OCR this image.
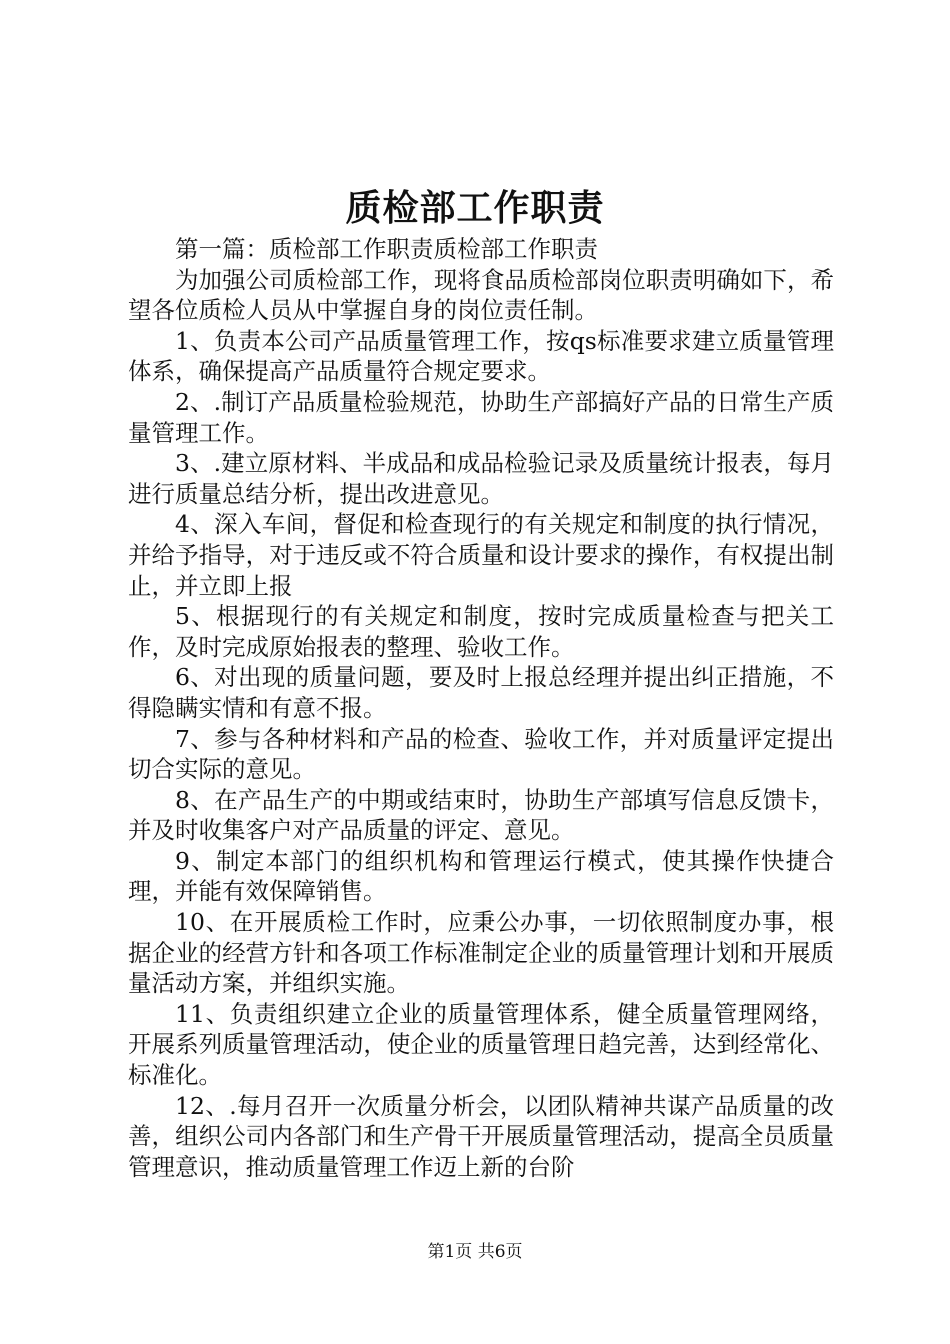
质检部工作职责

第一篇：质检部工作职责质检部工作职责

为加强公司质检部工作，现将食品质检部岗位职责明确如下，希望各位质检人员从中掌握自身的岗位责任制。

1、负责本公司产品质量管理工作，按qs标准要求建立质量管理体系，确保提高产品质量符合规定要求。

2、.制订产品质量检验规范，协助生产部搞好产品的日常生产质量管理工作。

3、.建立原材料、半成品和成品检验记录及质量统计报表，每月进行质量总结分析，提出改进意见。

4、深入车间，督促和检查现行的有关规定和制度的执行情况，并给予指导，对于违反或不符合质量和设计要求的操作，有权提出制止，并立即上报

5、根据现行的有关规定和制度，按时完成质量检查与把关工作，及时完成原始报表的整理、验收工作。

6、对出现的质量问题，要及时上报总经理并提出纠正措施，不得隐瞒实情和有意不报。

7、参与各种材料和产品的检查、验收工作，并对质量评定提出切合实际的意见。

8、在产品生产的中期或结束时，协助生产部填写信息反馈卡，并及时收集客户对产品质量的评定、意见。

9、制定本部门的组织机构和管理运行模式，使其操作快捷合理，并能有效保障销售。

10、在开展质检工作时，应秉公办事，一切依照制度办事，根据企业的经营方针和各项工作标准制定企业的质量管理计划和开展质量活动方案，并组织实施。

11、负责组织建立企业的质量管理体系，健全质量管理网络，开展系列质量管理活动，使企业的质量管理日趋完善，达到经常化、标准化。

12、.每月召开一次质量分析会，以团队精神共谋产品质量的改善，组织公司内各部门和生产骨干开展质量管理活动，提高全员质量管理意识，推动质量管理工作迈上新的台阶

第1页 共6页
◇ ◇ ◇ ◇ ◇
- EXERCISE OBJECTIVE -
Keep the pictures out of your copy, and repeat every entry above exactly.

- TASK RESULT -
OCR this image.
质检部工作职责

第一篇：质检部工作职责质检部工作职责

为加强公司质检部工作，现将食品质检部岗位职责明确如下，希望各位质检人员从中掌握自身的岗位责任制。

1、负责本公司产品质量管理工作，按qs标准要求建立质量管理体系，确保提高产品质量符合规定要求。

2、.制订产品质量检验规范，协助生产部搞好产品的日常生产质量管理工作。

3、.建立原材料、半成品和成品检验记录及质量统计报表，每月进行质量总结分析，提出改进意见。

4、深入车间，督促和检查现行的有关规定和制度的执行情况，并给予指导，对于违反或不符合质量和设计要求的操作，有权提出制止，并立即上报

5、根据现行的有关规定和制度，按时完成质量检查与把关工作，及时完成原始报表的整理、验收工作。

6、对出现的质量问题，要及时上报总经理并提出纠正措施，不得隐瞒实情和有意不报。

7、参与各种材料和产品的检查、验收工作，并对质量评定提出切合实际的意见。

8、在产品生产的中期或结束时，协助生产部填写信息反馈卡，并及时收集客户对产品质量的评定、意见。

9、制定本部门的组织机构和管理运行模式，使其操作快捷合理，并能有效保障销售。

10、在开展质检工作时，应秉公办事，一切依照制度办事，根据企业的经营方针和各项工作标准制定企业的质量管理计划和开展质量活动方案，并组织实施。

11、负责组织建立企业的质量管理体系，健全质量管理网络，开展系列质量管理活动，使企业的质量管理日趋完善，达到经常化、标准化。

12、.每月召开一次质量分析会，以团队精神共谋产品质量的改善，组织公司内各部门和生产骨干开展质量管理活动，提高全员质量管理意识，推动质量管理工作迈上新的台阶

第1页 共6页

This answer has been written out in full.